◆ **WHAT IS EXPECTED**: Write out the listing exactly as it is given.

◆ **PROVIDED ENTRIES**:
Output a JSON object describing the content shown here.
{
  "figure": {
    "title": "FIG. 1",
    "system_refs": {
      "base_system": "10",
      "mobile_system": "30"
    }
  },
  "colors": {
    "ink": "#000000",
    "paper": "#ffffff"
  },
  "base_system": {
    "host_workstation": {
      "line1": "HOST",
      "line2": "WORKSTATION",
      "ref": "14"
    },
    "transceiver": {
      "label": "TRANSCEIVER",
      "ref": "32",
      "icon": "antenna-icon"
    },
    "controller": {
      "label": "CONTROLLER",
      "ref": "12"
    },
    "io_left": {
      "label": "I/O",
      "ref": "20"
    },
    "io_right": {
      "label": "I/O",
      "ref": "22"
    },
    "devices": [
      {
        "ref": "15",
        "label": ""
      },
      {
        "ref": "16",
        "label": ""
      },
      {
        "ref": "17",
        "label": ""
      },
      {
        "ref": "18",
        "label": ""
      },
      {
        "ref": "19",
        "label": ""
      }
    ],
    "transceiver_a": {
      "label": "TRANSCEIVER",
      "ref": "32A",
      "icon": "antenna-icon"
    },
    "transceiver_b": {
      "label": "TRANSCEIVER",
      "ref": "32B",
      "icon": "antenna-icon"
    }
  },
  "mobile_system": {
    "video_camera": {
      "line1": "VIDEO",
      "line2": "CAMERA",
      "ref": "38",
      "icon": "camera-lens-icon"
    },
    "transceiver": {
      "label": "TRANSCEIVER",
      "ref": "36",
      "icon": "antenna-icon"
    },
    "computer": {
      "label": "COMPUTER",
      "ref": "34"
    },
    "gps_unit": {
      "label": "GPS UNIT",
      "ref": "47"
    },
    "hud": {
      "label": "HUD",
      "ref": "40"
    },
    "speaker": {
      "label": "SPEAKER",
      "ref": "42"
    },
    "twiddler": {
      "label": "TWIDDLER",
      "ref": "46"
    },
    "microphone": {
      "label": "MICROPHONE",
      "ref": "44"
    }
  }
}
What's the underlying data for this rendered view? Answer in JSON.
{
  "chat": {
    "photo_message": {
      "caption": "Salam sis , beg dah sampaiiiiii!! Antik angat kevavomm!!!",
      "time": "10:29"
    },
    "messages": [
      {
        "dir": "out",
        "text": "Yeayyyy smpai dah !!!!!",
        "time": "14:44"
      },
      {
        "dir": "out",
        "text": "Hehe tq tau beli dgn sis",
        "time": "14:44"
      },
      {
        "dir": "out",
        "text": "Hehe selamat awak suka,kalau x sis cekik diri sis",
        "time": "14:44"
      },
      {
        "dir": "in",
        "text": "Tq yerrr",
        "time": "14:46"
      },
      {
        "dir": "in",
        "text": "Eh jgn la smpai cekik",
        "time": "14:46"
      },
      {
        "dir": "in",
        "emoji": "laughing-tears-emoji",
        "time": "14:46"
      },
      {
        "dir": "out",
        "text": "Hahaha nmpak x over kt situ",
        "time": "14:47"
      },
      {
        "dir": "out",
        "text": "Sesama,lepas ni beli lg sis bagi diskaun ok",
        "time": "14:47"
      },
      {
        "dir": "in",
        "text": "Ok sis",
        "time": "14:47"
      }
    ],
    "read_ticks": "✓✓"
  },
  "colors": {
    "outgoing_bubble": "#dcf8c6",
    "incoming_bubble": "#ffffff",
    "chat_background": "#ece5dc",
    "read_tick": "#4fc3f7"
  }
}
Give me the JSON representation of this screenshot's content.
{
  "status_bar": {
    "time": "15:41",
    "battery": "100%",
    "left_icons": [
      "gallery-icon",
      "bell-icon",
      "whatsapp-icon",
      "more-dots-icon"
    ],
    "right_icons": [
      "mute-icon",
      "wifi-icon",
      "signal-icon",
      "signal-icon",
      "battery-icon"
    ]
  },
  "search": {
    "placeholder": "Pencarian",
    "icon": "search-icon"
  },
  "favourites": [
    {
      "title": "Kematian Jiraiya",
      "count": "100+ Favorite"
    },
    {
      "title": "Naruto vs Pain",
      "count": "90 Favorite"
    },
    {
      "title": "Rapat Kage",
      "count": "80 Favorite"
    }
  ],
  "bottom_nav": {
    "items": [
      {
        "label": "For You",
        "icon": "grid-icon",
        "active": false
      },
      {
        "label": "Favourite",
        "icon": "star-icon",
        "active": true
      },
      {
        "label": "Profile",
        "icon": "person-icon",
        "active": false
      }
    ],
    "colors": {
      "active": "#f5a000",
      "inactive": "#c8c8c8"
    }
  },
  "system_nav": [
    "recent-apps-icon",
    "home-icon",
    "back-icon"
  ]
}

◆ **FULL SOLUTION**:
Output a JSON object describing the content shown here.
{
  "figure": {
    "title": "FIG. 1",
    "system_refs": {
      "base_system": "10",
      "mobile_system": "30"
    }
  },
  "colors": {
    "ink": "#000000",
    "paper": "#ffffff"
  },
  "base_system": {
    "host_workstation": {
      "line1": "HOST",
      "line2": "WORKSTATION",
      "ref": "14"
    },
    "transceiver": {
      "label": "TRANSCEIVER",
      "ref": "32",
      "icon": "antenna-icon"
    },
    "controller": {
      "label": "CONTROLLER",
      "ref": "12"
    },
    "io_left": {
      "label": "I/O",
      "ref": "20"
    },
    "io_right": {
      "label": "I/O",
      "ref": "22"
    },
    "devices": [
      {
        "ref": "15",
        "label": ""
      },
      {
        "ref": "16",
        "label": ""
      },
      {
        "ref": "17",
        "label": ""
      },
      {
        "ref": "18",
        "label": ""
      },
      {
        "ref": "19",
        "label": ""
      }
    ],
    "transceiver_a": {
      "label": "TRANSCEIVER",
      "ref": "32A",
      "icon": "antenna-icon"
    },
    "transceiver_b": {
      "label": "TRANSCEIVER",
      "ref": "32B",
      "icon": "antenna-icon"
    }
  },
  "mobile_system": {
    "video_camera": {
      "line1": "VIDEO",
      "line2": "CAMERA",
      "ref": "38",
      "icon": "camera-lens-icon"
    },
    "transceiver": {
      "label": "TRANSCEIVER",
      "ref": "36",
      "icon": "antenna-icon"
    },
    "computer": {
      "label": "COMPUTER",
      "ref": "34"
    },
    "gps_unit": {
      "label": "GPS UNIT",
      "ref": "47"
    },
    "hud": {
      "label": "HUD",
      "ref": "40"
    },
    "speaker": {
      "label": "SPEAKER",
      "ref": "42"
    },
    "twiddler": {
      "label": "TWIDDLER",
      "ref": "46"
    },
    "microphone": {
      "label": "MICROPHONE",
      "ref": "44"
    }
  }
}
What's the underlying data for this rendered view? Answer in JSON.
{
  "chat": {
    "photo_message": {
      "caption": "Salam sis , beg dah sampaiiiiii!! Antik angat kevavomm!!!",
      "time": "10:29"
    },
    "messages": [
      {
        "dir": "out",
        "text": "Yeayyyy smpai dah !!!!!",
        "time": "14:44"
      },
      {
        "dir": "out",
        "text": "Hehe tq tau beli dgn sis",
        "time": "14:44"
      },
      {
        "dir": "out",
        "text": "Hehe selamat awak suka,kalau x sis cekik diri sis",
        "time": "14:44"
      },
      {
        "dir": "in",
        "text": "Tq yerrr",
        "time": "14:46"
      },
      {
        "dir": "in",
        "text": "Eh jgn la smpai cekik",
        "time": "14:46"
      },
      {
        "dir": "in",
        "emoji": "laughing-tears-emoji",
        "time": "14:46"
      },
      {
        "dir": "out",
        "text": "Hahaha nmpak x over kt situ",
        "time": "14:47"
      },
      {
        "dir": "out",
        "text": "Sesama,lepas ni beli lg sis bagi diskaun ok",
        "time": "14:47"
      },
      {
        "dir": "in",
        "text": "Ok sis",
        "time": "14:47"
      }
    ],
    "read_ticks": "✓✓"
  },
  "colors": {
    "outgoing_bubble": "#dcf8c6",
    "incoming_bubble": "#ffffff",
    "chat_background": "#ece5dc",
    "read_tick": "#4fc3f7"
  }
}
Give me the JSON representation of this screenshot's content.
{
  "status_bar": {
    "time": "15:41",
    "battery": "100%",
    "left_icons": [
      "gallery-icon",
      "bell-icon",
      "whatsapp-icon",
      "more-dots-icon"
    ],
    "right_icons": [
      "mute-icon",
      "wifi-icon",
      "signal-icon",
      "signal-icon",
      "battery-icon"
    ]
  },
  "search": {
    "placeholder": "Pencarian",
    "icon": "search-icon"
  },
  "favourites": [
    {
      "title": "Kematian Jiraiya",
      "count": "100+ Favorite"
    },
    {
      "title": "Naruto vs Pain",
      "count": "90 Favorite"
    },
    {
      "title": "Rapat Kage",
      "count": "80 Favorite"
    }
  ],
  "bottom_nav": {
    "items": [
      {
        "label": "For You",
        "icon": "grid-icon",
        "active": false
      },
      {
        "label": "Favourite",
        "icon": "star-icon",
        "active": true
      },
      {
        "label": "Profile",
        "icon": "person-icon",
        "active": false
      }
    ],
    "colors": {
      "active": "#f5a000",
      "inactive": "#c8c8c8"
    }
  },
  "system_nav": [
    "recent-apps-icon",
    "home-icon",
    "back-icon"
  ]
}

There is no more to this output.